• _Aim_
Using the entries below, return word for word the lines from the one containing "Read out every word on this page." up to and including the last.
☆ ☆ ☆ ☆ ☆ ☆ ☆
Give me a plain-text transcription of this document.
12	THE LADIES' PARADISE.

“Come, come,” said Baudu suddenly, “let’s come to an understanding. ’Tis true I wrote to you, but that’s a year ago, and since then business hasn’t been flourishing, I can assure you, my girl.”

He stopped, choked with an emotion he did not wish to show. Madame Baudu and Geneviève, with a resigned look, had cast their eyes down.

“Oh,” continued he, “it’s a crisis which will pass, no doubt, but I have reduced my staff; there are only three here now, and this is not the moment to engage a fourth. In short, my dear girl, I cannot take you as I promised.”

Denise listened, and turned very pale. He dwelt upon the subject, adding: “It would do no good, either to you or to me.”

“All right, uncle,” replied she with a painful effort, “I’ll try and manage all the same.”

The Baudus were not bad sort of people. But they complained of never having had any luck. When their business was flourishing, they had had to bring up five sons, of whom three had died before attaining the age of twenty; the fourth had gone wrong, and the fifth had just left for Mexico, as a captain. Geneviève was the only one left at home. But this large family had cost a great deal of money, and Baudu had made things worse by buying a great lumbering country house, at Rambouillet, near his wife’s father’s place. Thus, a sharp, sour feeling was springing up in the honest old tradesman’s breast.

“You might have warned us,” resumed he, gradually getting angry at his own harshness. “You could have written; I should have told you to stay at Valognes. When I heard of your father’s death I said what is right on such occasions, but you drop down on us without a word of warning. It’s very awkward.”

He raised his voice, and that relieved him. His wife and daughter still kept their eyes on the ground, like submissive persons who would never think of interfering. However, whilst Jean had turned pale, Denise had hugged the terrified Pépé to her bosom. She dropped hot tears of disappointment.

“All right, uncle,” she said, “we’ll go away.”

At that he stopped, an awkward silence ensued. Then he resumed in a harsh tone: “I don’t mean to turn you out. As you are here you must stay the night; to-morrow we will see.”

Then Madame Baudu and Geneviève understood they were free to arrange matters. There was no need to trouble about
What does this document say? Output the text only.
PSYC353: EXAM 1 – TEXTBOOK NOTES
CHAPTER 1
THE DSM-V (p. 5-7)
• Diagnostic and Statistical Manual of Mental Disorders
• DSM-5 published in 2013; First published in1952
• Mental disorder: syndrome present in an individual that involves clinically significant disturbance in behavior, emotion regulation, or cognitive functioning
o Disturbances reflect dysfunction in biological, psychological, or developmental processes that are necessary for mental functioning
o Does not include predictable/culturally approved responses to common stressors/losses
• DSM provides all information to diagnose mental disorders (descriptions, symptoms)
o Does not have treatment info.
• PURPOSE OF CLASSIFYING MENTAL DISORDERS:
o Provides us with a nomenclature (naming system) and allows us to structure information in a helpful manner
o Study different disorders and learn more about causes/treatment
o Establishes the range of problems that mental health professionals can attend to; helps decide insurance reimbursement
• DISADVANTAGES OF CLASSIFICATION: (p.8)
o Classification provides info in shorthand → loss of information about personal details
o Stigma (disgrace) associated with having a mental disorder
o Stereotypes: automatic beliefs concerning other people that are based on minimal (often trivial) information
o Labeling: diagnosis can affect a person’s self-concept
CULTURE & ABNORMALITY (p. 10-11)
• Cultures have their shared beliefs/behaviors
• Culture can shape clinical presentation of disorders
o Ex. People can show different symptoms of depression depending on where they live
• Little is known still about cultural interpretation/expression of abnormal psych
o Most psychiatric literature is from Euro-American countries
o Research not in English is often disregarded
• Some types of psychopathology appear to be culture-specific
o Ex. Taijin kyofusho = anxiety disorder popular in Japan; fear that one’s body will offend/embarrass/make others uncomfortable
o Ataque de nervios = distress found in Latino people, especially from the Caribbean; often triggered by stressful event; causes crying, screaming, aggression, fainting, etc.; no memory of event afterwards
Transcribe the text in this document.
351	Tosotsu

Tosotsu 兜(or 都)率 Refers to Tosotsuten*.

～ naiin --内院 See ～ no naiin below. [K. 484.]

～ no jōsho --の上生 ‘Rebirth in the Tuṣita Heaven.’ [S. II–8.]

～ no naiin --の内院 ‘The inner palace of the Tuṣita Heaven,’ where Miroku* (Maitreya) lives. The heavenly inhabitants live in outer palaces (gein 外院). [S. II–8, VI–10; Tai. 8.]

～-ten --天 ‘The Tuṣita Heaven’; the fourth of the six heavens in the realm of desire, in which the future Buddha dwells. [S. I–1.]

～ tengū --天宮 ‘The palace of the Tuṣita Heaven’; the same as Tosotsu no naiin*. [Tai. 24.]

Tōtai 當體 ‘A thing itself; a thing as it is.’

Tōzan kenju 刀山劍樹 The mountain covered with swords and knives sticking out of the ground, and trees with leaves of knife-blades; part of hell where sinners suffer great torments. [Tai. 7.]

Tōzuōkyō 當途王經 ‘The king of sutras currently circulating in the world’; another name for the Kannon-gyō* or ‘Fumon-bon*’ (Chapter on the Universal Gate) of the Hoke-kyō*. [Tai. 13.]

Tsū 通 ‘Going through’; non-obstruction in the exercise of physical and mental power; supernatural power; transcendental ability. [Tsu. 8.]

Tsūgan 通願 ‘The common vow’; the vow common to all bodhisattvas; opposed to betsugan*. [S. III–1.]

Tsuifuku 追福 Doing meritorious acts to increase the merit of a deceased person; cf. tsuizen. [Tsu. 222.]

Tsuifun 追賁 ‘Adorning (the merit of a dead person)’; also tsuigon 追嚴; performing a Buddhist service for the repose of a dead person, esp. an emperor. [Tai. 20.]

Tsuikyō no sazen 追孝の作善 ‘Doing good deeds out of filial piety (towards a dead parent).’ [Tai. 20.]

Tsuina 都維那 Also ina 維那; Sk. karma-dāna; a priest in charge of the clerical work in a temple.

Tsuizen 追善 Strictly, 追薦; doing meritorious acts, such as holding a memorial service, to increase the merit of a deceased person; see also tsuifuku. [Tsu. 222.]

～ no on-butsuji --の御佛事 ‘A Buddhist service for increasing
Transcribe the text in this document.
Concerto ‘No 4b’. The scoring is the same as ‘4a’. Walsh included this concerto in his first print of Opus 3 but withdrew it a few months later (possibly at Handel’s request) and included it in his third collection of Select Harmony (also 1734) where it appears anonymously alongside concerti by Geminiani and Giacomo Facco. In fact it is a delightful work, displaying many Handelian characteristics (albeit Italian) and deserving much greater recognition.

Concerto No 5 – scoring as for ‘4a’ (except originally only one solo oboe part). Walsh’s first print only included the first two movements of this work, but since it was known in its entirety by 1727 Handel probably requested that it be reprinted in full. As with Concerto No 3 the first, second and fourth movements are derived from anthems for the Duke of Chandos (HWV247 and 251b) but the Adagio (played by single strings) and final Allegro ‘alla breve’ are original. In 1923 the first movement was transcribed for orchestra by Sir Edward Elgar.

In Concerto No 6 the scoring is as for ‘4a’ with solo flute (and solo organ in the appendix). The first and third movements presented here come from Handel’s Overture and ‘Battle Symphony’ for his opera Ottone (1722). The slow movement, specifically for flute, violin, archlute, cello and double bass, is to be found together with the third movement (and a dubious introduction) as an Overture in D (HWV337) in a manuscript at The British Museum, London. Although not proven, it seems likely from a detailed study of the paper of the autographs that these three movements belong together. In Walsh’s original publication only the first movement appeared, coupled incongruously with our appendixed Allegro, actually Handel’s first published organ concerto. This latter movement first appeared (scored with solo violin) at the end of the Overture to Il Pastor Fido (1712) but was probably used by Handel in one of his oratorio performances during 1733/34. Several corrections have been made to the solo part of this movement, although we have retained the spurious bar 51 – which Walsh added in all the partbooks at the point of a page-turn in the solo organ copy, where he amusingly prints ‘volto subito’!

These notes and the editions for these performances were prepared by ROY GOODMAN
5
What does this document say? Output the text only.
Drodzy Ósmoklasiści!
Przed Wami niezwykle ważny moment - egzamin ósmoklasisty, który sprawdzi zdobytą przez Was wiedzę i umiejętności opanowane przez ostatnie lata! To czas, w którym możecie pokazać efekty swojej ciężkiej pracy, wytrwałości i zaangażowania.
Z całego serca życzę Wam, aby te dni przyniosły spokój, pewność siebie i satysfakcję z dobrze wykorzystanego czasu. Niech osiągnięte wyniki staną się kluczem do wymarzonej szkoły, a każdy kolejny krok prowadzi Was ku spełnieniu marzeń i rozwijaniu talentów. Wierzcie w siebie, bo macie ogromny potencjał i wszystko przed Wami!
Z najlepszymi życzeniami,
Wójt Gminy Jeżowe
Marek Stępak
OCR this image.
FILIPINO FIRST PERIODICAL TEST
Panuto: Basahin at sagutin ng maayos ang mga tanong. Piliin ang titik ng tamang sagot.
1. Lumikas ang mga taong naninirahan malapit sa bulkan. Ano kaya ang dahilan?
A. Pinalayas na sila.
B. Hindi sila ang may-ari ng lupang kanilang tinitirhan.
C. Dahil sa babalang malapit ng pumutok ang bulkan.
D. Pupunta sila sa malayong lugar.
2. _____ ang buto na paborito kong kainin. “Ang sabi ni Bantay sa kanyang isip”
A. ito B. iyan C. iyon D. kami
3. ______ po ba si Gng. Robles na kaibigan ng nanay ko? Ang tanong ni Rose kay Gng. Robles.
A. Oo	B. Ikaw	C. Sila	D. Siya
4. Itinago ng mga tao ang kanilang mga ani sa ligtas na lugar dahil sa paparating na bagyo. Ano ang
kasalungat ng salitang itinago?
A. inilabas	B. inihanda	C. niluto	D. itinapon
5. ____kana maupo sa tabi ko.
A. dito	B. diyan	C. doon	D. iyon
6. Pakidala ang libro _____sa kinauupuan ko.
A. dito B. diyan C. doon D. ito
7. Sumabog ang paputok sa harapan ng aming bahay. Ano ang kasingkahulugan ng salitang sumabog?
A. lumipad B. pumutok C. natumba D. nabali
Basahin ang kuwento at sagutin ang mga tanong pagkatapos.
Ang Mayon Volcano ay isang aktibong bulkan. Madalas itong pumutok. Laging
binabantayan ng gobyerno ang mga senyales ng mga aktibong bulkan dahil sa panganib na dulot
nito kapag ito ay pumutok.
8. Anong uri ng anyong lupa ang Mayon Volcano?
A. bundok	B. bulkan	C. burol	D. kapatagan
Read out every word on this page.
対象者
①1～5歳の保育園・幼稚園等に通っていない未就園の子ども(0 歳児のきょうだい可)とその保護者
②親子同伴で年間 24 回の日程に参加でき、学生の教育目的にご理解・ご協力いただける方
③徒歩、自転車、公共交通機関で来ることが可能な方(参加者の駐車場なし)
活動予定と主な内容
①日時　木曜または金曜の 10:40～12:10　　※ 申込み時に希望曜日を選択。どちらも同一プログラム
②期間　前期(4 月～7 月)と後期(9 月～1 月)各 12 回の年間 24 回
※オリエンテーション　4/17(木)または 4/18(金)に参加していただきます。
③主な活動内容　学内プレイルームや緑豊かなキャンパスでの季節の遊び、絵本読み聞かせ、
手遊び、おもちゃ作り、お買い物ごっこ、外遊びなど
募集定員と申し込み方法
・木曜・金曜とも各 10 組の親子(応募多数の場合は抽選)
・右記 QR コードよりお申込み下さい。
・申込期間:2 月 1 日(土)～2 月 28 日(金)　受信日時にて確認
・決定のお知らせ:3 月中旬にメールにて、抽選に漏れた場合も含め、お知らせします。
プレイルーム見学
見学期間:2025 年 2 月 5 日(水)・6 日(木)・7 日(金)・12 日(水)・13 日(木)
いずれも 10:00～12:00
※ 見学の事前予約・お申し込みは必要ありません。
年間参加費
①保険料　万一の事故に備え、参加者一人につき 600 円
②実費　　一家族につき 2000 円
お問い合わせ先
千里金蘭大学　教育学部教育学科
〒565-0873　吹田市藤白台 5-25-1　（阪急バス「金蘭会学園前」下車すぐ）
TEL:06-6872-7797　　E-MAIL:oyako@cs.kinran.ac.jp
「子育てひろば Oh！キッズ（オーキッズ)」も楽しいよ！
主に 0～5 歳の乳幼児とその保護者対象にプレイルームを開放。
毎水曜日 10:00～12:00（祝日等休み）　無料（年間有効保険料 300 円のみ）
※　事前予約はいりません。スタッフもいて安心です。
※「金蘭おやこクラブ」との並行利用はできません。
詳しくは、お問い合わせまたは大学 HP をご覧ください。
☆ ☆ ☆ ☆ ☆ ☆ ☆
• _The answer_
Read out every word on this page.
対象者
①1～5歳の保育園・幼稚園等に通っていない未就園の子ども(0 歳児のきょうだい可)とその保護者
②親子同伴で年間 24 回の日程に参加でき、学生の教育目的にご理解・ご協力いただける方
③徒歩、自転車、公共交通機関で来ることが可能な方(参加者の駐車場なし)
活動予定と主な内容
①日時　木曜または金曜の 10:40～12:10　　※ 申込み時に希望曜日を選択。どちらも同一プログラム
②期間　前期(4 月～7 月)と後期(9 月～1 月)各 12 回の年間 24 回
※オリエンテーション　4/17(木)または 4/18(金)に参加していただきます。
③主な活動内容　学内プレイルームや緑豊かなキャンパスでの季節の遊び、絵本読み聞かせ、
手遊び、おもちゃ作り、お買い物ごっこ、外遊びなど
募集定員と申し込み方法
・木曜・金曜とも各 10 組の親子(応募多数の場合は抽選)
・右記 QR コードよりお申込み下さい。
・申込期間:2 月 1 日(土)～2 月 28 日(金)　受信日時にて確認
・決定のお知らせ:3 月中旬にメールにて、抽選に漏れた場合も含め、お知らせします。
プレイルーム見学
見学期間:2025 年 2 月 5 日(水)・6 日(木)・7 日(金)・12 日(水)・13 日(木)
いずれも 10:00～12:00
※ 見学の事前予約・お申し込みは必要ありません。
年間参加費
①保険料　万一の事故に備え、参加者一人につき 600 円
②実費　　一家族につき 2000 円
お問い合わせ先
千里金蘭大学　教育学部教育学科
〒565-0873　吹田市藤白台 5-25-1　（阪急バス「金蘭会学園前」下車すぐ）
TEL:06-6872-7797　　E-MAIL:oyako@cs.kinran.ac.jp
「子育てひろば Oh！キッズ（オーキッズ)」も楽しいよ！
主に 0～5 歳の乳幼児とその保護者対象にプレイルームを開放。
毎水曜日 10:00～12:00（祝日等休み）　無料（年間有効保険料 300 円のみ）
※　事前予約はいりません。スタッフもいて安心です。
※「金蘭おやこクラブ」との並行利用はできません。
詳しくは、お問い合わせまたは大学 HP をご覧ください。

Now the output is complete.